[Stored data entries]
+===+

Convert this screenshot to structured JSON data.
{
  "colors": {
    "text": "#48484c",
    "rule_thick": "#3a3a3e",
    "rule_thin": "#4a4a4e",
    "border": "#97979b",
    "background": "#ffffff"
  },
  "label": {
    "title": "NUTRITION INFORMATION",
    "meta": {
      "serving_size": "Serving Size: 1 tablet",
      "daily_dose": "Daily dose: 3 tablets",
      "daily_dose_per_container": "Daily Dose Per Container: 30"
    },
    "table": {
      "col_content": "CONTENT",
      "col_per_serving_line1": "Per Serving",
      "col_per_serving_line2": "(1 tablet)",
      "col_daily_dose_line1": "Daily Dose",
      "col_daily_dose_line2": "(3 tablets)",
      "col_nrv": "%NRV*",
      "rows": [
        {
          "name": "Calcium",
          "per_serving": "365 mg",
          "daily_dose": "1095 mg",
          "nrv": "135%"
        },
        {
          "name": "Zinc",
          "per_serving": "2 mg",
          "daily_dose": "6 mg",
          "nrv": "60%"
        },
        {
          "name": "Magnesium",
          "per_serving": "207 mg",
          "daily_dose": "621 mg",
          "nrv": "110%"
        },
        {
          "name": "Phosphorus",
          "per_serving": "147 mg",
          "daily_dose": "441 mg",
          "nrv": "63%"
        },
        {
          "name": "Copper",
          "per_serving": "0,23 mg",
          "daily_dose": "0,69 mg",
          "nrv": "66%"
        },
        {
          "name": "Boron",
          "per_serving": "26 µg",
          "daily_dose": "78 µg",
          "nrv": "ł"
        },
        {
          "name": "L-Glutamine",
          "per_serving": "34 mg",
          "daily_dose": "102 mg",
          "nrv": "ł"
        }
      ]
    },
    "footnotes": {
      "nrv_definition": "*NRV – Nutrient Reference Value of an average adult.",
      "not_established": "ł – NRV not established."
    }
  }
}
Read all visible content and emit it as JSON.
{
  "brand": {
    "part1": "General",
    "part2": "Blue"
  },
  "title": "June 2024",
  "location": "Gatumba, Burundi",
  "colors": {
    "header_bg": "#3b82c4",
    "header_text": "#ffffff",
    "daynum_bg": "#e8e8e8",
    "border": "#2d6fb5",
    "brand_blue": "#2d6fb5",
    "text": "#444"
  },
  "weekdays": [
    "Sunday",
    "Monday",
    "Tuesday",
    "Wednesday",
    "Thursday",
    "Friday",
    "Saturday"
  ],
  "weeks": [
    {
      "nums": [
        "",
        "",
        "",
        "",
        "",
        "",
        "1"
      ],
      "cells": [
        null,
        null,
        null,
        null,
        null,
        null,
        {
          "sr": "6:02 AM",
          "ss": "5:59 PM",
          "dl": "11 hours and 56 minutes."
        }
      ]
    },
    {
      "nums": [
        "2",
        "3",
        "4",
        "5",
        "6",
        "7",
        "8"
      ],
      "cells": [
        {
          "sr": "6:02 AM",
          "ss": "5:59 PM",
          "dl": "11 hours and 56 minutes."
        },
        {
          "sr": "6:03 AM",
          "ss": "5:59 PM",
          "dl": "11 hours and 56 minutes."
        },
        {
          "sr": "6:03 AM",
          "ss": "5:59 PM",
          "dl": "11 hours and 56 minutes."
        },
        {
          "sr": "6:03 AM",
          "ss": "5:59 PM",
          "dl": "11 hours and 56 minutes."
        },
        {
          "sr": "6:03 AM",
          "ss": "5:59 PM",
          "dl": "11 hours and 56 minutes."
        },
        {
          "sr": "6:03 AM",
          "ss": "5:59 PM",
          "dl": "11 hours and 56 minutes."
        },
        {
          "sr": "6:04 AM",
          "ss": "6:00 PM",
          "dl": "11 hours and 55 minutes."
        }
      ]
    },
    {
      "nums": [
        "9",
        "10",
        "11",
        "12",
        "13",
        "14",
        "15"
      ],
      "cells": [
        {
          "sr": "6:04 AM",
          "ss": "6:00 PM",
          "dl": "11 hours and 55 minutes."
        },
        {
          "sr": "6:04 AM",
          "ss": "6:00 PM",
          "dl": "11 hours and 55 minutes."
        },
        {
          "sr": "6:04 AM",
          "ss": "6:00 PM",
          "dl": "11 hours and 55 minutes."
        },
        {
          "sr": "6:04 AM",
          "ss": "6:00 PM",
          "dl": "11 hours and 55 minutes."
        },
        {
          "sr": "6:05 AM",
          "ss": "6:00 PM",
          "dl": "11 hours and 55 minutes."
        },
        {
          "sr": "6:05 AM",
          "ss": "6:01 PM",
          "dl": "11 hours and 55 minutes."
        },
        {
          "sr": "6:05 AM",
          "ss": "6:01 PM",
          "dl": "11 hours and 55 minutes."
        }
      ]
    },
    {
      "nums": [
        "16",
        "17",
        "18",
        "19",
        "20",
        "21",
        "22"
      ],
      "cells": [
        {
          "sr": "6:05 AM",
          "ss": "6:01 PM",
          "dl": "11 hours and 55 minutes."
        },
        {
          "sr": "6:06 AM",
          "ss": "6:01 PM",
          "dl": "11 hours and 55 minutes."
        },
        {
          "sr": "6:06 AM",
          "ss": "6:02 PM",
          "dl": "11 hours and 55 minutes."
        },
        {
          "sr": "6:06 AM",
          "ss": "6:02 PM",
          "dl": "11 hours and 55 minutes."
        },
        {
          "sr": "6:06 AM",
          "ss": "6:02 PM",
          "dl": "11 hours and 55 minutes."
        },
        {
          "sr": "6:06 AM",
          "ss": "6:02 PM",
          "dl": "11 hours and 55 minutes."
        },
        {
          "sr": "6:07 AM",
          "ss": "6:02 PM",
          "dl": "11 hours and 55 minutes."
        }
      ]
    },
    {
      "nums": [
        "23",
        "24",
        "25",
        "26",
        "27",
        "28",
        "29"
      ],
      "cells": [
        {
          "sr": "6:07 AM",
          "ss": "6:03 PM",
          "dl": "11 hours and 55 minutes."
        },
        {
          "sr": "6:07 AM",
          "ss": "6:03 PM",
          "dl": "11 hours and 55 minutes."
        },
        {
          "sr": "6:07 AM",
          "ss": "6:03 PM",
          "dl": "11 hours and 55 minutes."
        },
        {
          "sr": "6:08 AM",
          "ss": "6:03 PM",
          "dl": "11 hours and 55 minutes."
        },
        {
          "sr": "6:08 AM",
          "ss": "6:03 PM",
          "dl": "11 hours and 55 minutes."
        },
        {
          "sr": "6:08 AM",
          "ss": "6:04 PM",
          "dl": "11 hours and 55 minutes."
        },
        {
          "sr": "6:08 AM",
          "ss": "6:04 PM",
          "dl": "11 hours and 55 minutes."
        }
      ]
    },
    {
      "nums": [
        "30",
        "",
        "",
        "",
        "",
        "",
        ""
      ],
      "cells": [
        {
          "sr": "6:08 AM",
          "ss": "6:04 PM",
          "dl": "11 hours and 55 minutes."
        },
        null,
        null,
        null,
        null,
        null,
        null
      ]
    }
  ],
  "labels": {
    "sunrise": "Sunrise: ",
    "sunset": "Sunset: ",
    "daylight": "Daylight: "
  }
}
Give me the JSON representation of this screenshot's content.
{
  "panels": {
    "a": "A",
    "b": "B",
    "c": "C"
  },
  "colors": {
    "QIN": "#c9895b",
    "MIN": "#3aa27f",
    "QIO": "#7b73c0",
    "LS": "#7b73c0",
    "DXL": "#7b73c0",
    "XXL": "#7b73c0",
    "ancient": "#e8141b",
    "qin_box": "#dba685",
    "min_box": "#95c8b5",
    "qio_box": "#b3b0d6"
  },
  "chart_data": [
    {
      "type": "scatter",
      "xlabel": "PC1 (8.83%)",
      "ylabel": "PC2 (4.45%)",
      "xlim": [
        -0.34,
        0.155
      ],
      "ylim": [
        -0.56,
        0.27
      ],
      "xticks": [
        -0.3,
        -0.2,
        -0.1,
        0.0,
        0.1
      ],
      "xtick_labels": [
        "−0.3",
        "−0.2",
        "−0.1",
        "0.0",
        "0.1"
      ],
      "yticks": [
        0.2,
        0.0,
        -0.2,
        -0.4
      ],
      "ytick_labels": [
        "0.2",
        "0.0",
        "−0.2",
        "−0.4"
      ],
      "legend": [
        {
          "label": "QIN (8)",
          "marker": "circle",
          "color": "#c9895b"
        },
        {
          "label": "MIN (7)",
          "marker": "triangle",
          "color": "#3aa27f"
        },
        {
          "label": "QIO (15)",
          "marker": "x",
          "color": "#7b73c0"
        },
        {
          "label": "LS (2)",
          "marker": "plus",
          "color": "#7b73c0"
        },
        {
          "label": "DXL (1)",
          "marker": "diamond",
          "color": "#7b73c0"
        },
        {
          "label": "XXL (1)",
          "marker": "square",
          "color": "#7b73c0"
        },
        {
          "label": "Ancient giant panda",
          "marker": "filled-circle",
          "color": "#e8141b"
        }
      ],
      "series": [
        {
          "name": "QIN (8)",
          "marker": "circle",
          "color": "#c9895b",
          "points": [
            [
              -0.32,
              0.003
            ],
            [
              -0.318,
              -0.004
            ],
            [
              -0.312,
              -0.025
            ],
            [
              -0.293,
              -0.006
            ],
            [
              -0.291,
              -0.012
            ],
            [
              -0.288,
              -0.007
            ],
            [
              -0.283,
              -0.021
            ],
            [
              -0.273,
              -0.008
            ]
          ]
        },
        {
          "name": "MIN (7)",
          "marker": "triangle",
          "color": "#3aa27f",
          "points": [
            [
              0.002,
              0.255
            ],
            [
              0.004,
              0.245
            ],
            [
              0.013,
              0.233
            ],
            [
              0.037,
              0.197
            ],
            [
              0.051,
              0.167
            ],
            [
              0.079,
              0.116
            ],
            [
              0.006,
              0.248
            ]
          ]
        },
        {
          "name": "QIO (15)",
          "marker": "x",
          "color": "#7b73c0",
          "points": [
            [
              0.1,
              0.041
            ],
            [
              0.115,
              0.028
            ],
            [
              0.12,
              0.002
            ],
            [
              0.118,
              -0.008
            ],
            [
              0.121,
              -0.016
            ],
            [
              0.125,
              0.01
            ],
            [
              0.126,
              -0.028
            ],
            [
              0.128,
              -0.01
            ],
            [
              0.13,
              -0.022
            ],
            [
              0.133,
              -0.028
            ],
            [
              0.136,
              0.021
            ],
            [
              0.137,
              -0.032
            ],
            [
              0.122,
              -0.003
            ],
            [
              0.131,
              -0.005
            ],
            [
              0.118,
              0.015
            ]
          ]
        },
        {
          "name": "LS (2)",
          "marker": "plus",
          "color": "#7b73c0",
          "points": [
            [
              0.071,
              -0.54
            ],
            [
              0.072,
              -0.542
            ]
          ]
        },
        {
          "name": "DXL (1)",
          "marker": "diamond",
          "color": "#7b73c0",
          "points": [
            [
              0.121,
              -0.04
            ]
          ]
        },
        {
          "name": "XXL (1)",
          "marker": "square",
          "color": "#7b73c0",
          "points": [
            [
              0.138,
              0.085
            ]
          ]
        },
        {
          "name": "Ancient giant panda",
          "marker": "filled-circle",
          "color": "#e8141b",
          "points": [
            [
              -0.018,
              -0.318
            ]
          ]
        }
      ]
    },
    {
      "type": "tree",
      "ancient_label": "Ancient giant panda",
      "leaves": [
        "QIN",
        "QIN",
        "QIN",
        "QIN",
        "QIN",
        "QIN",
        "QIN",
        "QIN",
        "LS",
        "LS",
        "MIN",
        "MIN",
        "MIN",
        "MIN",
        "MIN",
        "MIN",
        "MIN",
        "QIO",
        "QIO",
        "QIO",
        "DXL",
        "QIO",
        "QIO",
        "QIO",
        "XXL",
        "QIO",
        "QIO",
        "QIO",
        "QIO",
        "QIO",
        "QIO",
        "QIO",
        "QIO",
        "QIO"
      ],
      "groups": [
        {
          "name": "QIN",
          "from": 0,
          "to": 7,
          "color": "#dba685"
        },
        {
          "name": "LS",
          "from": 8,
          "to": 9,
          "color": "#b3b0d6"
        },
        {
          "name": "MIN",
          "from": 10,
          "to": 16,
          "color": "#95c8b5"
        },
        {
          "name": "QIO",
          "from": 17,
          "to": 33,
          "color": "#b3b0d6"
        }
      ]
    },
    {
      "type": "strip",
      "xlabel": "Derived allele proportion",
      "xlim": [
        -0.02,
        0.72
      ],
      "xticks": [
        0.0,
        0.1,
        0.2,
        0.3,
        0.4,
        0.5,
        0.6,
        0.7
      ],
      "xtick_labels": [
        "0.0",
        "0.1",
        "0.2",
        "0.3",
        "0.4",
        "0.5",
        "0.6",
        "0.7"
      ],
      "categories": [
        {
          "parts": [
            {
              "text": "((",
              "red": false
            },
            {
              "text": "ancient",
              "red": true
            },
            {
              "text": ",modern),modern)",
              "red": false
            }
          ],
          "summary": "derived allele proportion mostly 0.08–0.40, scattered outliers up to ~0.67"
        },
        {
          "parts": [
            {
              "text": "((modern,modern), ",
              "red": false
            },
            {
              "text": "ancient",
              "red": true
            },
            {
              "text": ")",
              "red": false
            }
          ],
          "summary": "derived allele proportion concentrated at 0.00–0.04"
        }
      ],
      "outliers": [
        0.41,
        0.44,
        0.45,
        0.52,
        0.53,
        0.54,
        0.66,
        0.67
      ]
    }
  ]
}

+===+

Aim: Count each line of the data where the word "title" appears, then reply with the total only.

Answer to the exercise: 2